— BEGIN EXERCISE MATERIAL —
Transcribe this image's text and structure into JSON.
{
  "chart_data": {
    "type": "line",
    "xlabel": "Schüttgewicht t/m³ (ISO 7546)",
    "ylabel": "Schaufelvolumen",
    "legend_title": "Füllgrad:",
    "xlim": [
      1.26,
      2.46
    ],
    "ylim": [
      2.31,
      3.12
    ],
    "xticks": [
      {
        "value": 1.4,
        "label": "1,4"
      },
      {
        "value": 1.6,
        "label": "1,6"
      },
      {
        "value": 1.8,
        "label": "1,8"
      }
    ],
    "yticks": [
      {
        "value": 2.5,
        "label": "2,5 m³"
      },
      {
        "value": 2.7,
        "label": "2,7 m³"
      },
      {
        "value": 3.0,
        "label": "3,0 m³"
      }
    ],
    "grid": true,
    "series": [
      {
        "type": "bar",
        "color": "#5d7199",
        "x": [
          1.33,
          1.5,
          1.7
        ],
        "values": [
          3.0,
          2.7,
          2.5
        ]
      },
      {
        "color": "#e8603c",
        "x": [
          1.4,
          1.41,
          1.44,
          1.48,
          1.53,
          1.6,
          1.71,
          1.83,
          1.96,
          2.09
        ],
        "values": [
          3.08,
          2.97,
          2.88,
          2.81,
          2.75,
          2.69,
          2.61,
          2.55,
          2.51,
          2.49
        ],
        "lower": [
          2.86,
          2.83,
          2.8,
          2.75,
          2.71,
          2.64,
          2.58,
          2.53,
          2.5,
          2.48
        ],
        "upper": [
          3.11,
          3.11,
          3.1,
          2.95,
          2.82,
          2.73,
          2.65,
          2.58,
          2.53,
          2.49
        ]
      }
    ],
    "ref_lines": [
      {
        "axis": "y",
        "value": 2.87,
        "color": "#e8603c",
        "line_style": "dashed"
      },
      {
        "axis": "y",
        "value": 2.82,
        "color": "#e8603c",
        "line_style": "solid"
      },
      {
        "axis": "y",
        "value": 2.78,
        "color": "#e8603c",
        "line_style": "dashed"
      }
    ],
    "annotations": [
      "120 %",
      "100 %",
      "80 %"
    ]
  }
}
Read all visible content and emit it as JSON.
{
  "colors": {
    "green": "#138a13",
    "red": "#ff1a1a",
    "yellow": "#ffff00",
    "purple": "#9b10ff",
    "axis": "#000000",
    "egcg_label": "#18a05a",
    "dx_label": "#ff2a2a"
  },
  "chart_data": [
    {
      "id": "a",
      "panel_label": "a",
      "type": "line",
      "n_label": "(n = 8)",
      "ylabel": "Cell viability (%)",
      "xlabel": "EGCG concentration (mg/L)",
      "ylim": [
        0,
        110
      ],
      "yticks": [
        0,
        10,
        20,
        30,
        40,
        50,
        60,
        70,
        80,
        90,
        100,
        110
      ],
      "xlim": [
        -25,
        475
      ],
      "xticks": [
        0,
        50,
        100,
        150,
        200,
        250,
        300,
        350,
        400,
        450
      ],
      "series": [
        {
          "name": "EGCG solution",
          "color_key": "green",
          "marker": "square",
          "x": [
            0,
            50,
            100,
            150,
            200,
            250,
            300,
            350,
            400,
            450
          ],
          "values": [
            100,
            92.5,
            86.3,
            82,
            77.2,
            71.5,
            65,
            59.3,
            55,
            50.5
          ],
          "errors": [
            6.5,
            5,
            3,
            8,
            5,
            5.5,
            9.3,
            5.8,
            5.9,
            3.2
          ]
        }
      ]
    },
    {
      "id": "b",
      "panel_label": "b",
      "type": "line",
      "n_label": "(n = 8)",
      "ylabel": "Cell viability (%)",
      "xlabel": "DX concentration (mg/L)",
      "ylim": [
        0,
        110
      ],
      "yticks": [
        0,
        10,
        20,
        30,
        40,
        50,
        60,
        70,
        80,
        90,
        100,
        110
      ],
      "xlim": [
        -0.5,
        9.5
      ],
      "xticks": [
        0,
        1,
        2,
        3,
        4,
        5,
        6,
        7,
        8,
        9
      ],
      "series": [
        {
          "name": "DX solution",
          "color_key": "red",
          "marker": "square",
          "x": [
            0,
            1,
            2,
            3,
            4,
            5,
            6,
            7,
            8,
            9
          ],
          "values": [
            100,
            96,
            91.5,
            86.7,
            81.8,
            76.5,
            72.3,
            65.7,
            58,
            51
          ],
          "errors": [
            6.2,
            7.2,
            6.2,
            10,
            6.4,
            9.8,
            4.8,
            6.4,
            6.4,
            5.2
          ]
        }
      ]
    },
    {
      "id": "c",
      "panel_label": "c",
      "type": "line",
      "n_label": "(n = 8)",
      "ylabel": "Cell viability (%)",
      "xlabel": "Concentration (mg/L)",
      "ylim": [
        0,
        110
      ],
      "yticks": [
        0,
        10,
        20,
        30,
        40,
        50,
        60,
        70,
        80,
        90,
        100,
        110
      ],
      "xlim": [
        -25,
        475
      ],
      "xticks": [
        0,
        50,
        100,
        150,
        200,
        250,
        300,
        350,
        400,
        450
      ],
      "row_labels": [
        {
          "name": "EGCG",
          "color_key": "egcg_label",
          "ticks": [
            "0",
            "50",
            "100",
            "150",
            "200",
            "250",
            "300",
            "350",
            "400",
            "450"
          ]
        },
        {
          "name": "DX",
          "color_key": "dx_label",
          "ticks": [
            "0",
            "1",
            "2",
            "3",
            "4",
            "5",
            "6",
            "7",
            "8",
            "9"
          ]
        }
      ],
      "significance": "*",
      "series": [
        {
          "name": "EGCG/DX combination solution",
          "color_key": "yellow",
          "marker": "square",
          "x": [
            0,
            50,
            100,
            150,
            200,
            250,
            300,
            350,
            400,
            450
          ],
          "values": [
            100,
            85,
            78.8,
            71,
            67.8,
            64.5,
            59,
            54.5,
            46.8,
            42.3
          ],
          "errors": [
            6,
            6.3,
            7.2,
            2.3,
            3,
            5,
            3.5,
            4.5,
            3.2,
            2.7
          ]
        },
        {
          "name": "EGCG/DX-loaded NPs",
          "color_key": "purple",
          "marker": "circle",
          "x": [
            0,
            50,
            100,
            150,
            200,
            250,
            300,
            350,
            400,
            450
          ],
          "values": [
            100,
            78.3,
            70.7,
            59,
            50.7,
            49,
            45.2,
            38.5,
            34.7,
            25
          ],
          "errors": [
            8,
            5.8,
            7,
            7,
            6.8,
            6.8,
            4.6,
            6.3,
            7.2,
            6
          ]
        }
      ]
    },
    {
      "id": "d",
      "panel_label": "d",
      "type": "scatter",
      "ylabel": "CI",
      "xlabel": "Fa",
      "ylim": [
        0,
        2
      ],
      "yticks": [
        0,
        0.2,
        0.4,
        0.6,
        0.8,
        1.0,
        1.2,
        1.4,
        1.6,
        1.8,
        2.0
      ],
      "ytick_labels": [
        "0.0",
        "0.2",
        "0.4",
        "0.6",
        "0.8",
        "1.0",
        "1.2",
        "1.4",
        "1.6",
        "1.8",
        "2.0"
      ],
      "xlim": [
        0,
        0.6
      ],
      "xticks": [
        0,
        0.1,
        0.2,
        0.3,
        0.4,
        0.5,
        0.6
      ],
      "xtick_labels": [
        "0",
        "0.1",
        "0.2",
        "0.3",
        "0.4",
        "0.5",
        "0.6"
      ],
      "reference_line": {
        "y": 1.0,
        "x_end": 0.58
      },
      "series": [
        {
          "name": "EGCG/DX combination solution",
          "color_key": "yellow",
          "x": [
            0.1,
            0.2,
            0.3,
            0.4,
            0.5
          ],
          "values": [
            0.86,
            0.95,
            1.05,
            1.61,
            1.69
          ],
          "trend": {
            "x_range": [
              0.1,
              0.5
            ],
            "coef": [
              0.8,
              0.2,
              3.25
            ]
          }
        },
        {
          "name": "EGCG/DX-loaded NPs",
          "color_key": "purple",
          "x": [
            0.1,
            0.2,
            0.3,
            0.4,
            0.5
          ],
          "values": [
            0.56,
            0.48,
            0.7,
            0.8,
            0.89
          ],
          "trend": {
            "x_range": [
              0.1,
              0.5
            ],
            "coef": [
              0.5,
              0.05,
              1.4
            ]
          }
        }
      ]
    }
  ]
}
— END EXERCISE MATERIAL —
#### TASK GOAL:
Say how many lines contain "solution", and give nothing but that number.

#### TASK OUTPUT:
4